WRITTEN INSTRUCTION:
Go through the material and write it all out exactly, minus the pictures.

[Extracts from a graphics dataset]
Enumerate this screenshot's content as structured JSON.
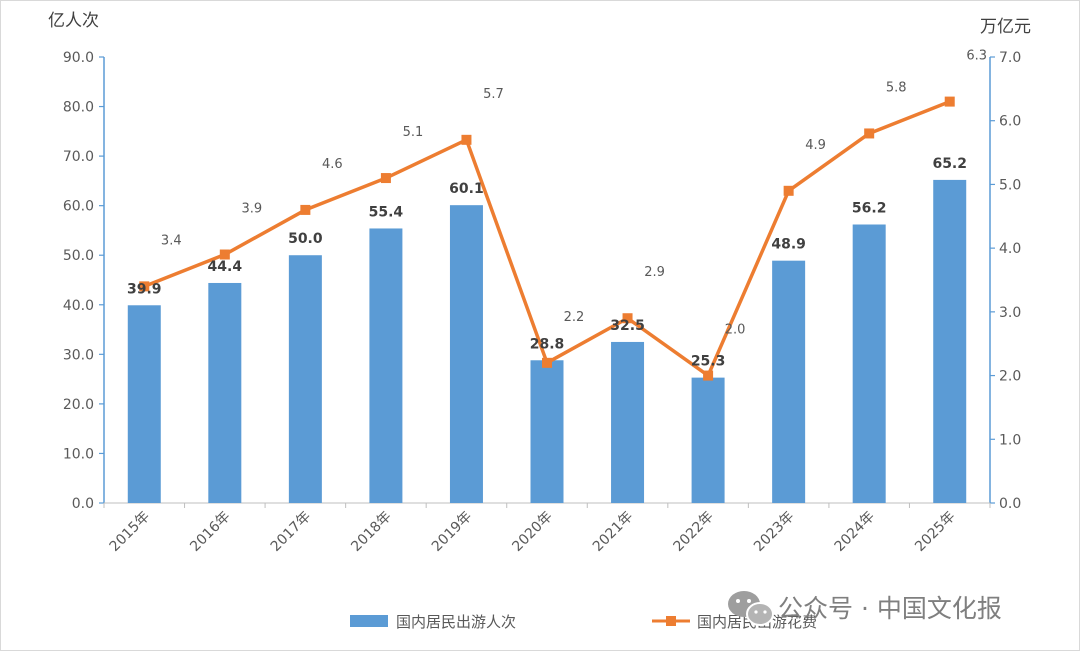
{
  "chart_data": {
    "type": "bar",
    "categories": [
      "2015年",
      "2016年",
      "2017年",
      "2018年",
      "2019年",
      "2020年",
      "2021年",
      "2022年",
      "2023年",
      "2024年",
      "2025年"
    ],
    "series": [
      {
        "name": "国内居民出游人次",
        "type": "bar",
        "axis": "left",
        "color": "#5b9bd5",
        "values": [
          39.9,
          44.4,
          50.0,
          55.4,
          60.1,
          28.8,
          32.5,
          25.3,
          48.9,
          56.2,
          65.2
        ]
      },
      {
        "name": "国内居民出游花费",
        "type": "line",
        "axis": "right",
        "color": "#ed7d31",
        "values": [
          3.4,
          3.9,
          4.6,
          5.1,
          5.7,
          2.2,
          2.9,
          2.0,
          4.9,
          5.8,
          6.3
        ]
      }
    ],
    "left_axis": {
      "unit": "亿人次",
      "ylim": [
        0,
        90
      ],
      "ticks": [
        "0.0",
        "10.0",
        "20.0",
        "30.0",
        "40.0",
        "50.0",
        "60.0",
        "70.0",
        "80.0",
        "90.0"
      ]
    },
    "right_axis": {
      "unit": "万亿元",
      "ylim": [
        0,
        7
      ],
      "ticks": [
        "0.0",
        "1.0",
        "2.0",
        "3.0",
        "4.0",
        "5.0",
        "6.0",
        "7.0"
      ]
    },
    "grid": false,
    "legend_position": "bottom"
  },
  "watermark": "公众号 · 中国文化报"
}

EXERCISE RESPONSE:
Enumerate this screenshot's content as structured JSON.
{
  "chart_data": {
    "type": "bar",
    "categories": [
      "2015年",
      "2016年",
      "2017年",
      "2018年",
      "2019年",
      "2020年",
      "2021年",
      "2022年",
      "2023年",
      "2024年",
      "2025年"
    ],
    "series": [
      {
        "name": "国内居民出游人次",
        "type": "bar",
        "axis": "left",
        "color": "#5b9bd5",
        "values": [
          39.9,
          44.4,
          50.0,
          55.4,
          60.1,
          28.8,
          32.5,
          25.3,
          48.9,
          56.2,
          65.2
        ]
      },
      {
        "name": "国内居民出游花费",
        "type": "line",
        "axis": "right",
        "color": "#ed7d31",
        "values": [
          3.4,
          3.9,
          4.6,
          5.1,
          5.7,
          2.2,
          2.9,
          2.0,
          4.9,
          5.8,
          6.3
        ]
      }
    ],
    "left_axis": {
      "unit": "亿人次",
      "ylim": [
        0,
        90
      ],
      "ticks": [
        "0.0",
        "10.0",
        "20.0",
        "30.0",
        "40.0",
        "50.0",
        "60.0",
        "70.0",
        "80.0",
        "90.0"
      ]
    },
    "right_axis": {
      "unit": "万亿元",
      "ylim": [
        0,
        7
      ],
      "ticks": [
        "0.0",
        "1.0",
        "2.0",
        "3.0",
        "4.0",
        "5.0",
        "6.0",
        "7.0"
      ]
    },
    "grid": false,
    "legend_position": "bottom"
  },
  "watermark": "公众号 · 中国文化报"
}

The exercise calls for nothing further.